═══ Data provided
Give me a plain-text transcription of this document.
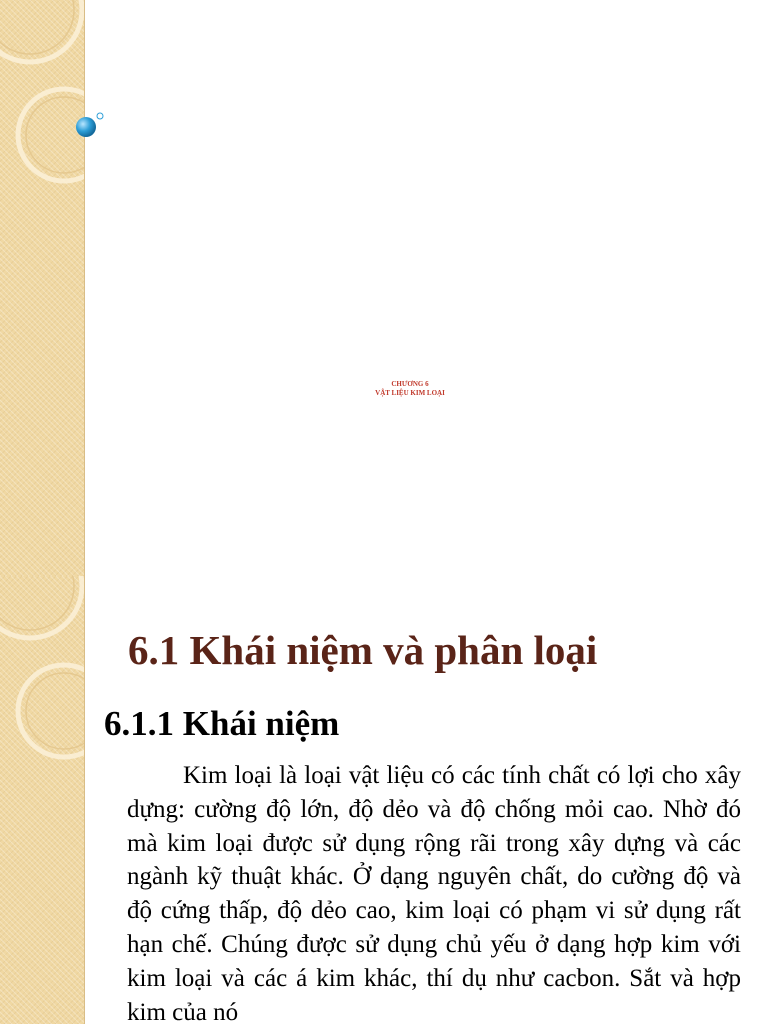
CHƯƠNG 6
VẬT LIỆU KIM LOẠI
6.1 Khái niệm và phân loại
6.1.1 Khái niệm

Kim loại là loại vật liệu có các tính chất có lợi cho xây dựng: cường độ lớn, độ dẻo và độ chống mỏi cao. Nhờ đó mà kim loại được sử dụng rộng rãi trong xây dựng và các ngành kỹ thuật khác. Ở dạng nguyên chất, do cường độ và độ cứng thấp, độ dẻo cao, kim loại có phạm vi sử dụng rất hạn chế. Chúng được sử dụng chủ yếu ở dạng hợp kim với kim loại và các á kim khác, thí dụ như cacbon. Sắt và hợp kim của nó
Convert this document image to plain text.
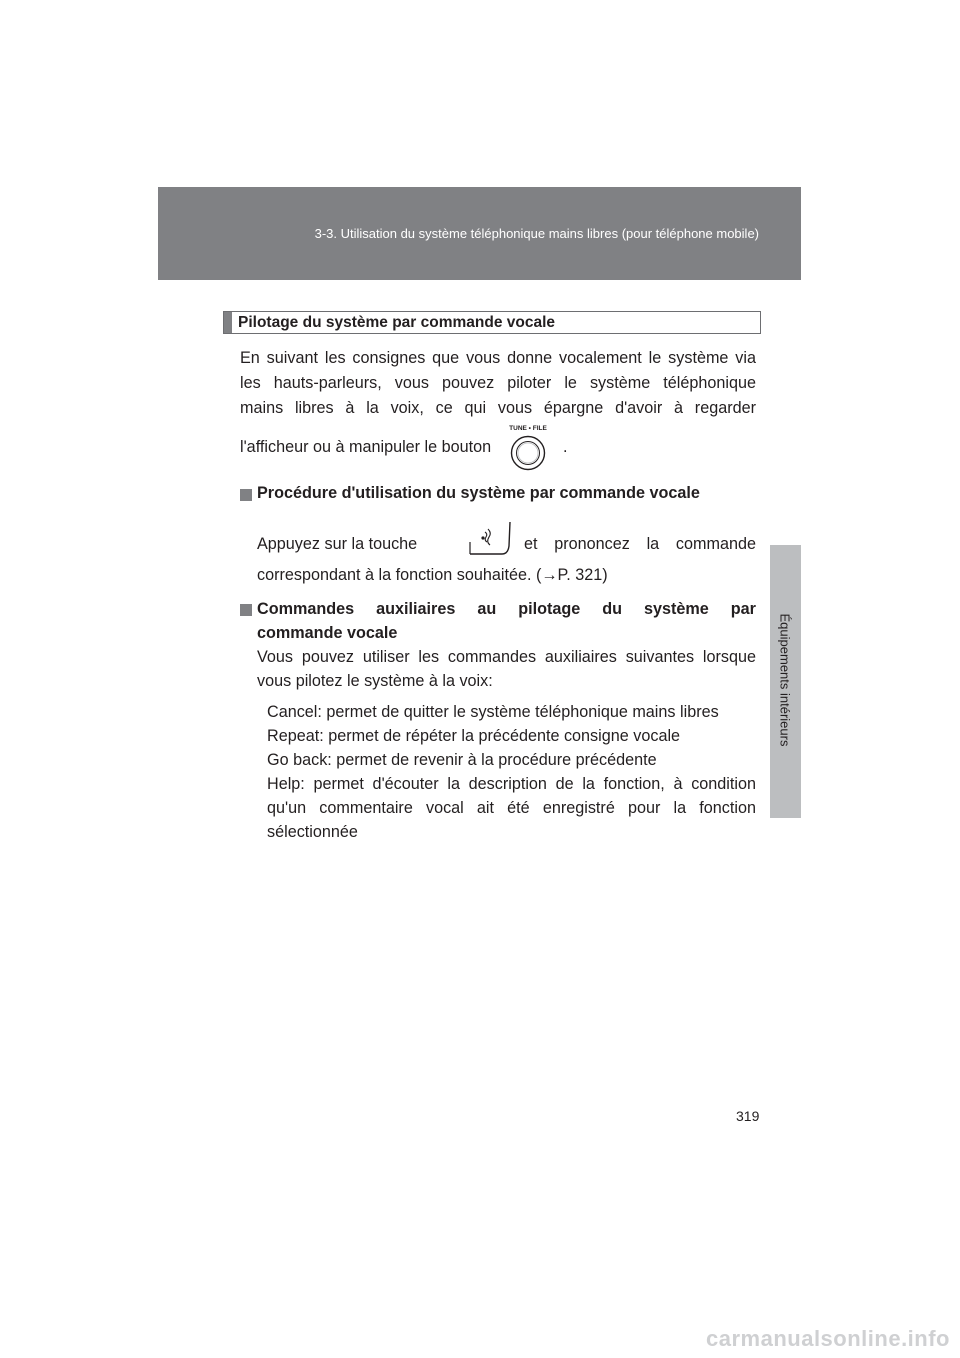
3-3. Utilisation du système téléphonique mains libres (pour téléphone mobile)
3
Équipements intérieurs
Pilotage du système par commande vocale
En suivant les consignes que vous donne vocalement le système via
les hauts-parleurs, vous pouvez piloter le système téléphonique
mains libres à la voix, ce qui vous épargne d'avoir à regarder
l'afficheur ou à manipuler le bouton	.
TUNE • FILE
Procédure d'utilisation du système par commande vocale
Appuyez sur la touche	et prononcez la commande
correspondant à la fonction souhaitée. (→P. 321)
Commandes auxiliaires au pilotage du système par
commande vocale
Vous pouvez utiliser les commandes auxiliaires suivantes lorsque
vous pilotez le système à la voix:
Cancel: permet de quitter le système téléphonique mains libres
Repeat: permet de répéter la précédente consigne vocale
Go back: permet de revenir à la procédure précédente
Help: permet d'écouter la description de la fonction, à condition
qu'un commentaire vocal ait été enregistré pour la fonction
sélectionnée
319
carmanualsonline.info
══════
:: Required task ::
Where a line contains the string "pouvez", extract that line.

:: Solution for this task ::
les hauts-parleurs, vous pouvez piloter le système téléphonique
Vous pouvez utiliser les commandes auxiliaires suivantes lorsque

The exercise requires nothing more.